• **Fragmento del documento**
Hace rato que la palabra originalidad, si no ha sido excluida de la crítica seria respecto de las artes visuales, al menos, se ha relativizado. La originalidad per se no existe, somos herederos de un acervo inmedible de saberes y proposiciones plásticas. Ningún creador puede eludir este hecho. He leído con detenimiento un copioso material crítico sobre Yaulema, la mayor parte europeo, sobre todo, alemán. En ninguno de ellos se insinúa siquiera que Yaulema «imitó» a Georg Baselitz, el pintor expresionista alemán, quien, en efecto, en una de sus series, pintó los motivos de sus obras pies arriba y se dio el lujo de pintar un cuadro (un cuadro dentro de otro cuadro), en el cual una figura humana exhibe la res de la célebre obra de Soutine a quien admiraba. En todo caso, hay una antigua palabra que resolvería este tema que lastima a nuestro artista. La repuso Ortega y Gasset, tomándola de Goethe. Significa, coincidencia de sentido, de módulo, de estilo entre dos artistas de diversas épocas o lugares. Es más, los primeros personajes al revés —tan caros para Yaulema— datan de fechas anteriores a 1970, año en el cual el pintor expresionista alemán empezó con su saga de obras en las cuales invertía todos los elementos de sus cuadros.

• **Extracto de datos**

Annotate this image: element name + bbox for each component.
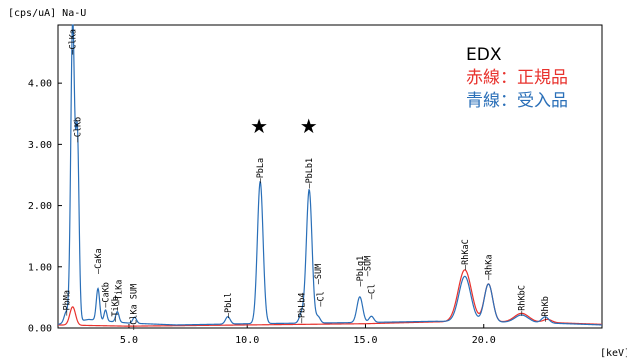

• **Tarea breve**
Prosigue el fragmento crítico sobre el pintor Yaulema a partir de su última oración.

• **Resultado del ejercicio**
Fases
Esta palabra, fases, Yaulema la usa con frecuencia para señalizar su ir creativo, desde sus inicios hasta nuestro tiempo, luego, por cierto, de cosechar logros internacionales de gran prestigio. Salió este peregrino del arte y de la vida de su lugar de origen, una campiña llamada Tapi de la provincia del Chimborazo cuando apenas rozaba los dieciséis años. No viajó a Quito como la mayoría de artistas pintores, sino a Guayaquil. Y en esa ciudad echó sus raíces durante varios años. Academia y pandilla de artista tan jóvenes como él, espacio donde tanto se aprende. En efecto, el mismo artista confiesa sus desavenencias con el rigor acartonado e inflexible de la Escuela Municipal de Bellas Artes; más cultivó su talento creador con el grupo de artistas con quienes fundó el grupo Los buenos muchachos. Contagiados de los mismos sueños, ideales, horizontes, recorrían una y otra vez el estero salado, los cerros del Carmen, Santa Ana, Las Peñas, las riberas del río Guayas y los sitios de bohemia del Guayaquil de los sesenta. En el Café Quito se reunía el grupo y, en un entorno bohemio y creativo, no exento de licor, música y amores fulminantes, afinaban sus pensamientos no solo relativos al arte, sino a las ansiedades epocales propias de ese tiempo: revoluciones, fundación del «hombre nuevo», la irresolución de los partidos de izquierda tradicionales, la aventura colosal del Che Guevara, los iconoclastas argentinos, cambiar el mundo, en suma, por una suerte de paraíso terrenal.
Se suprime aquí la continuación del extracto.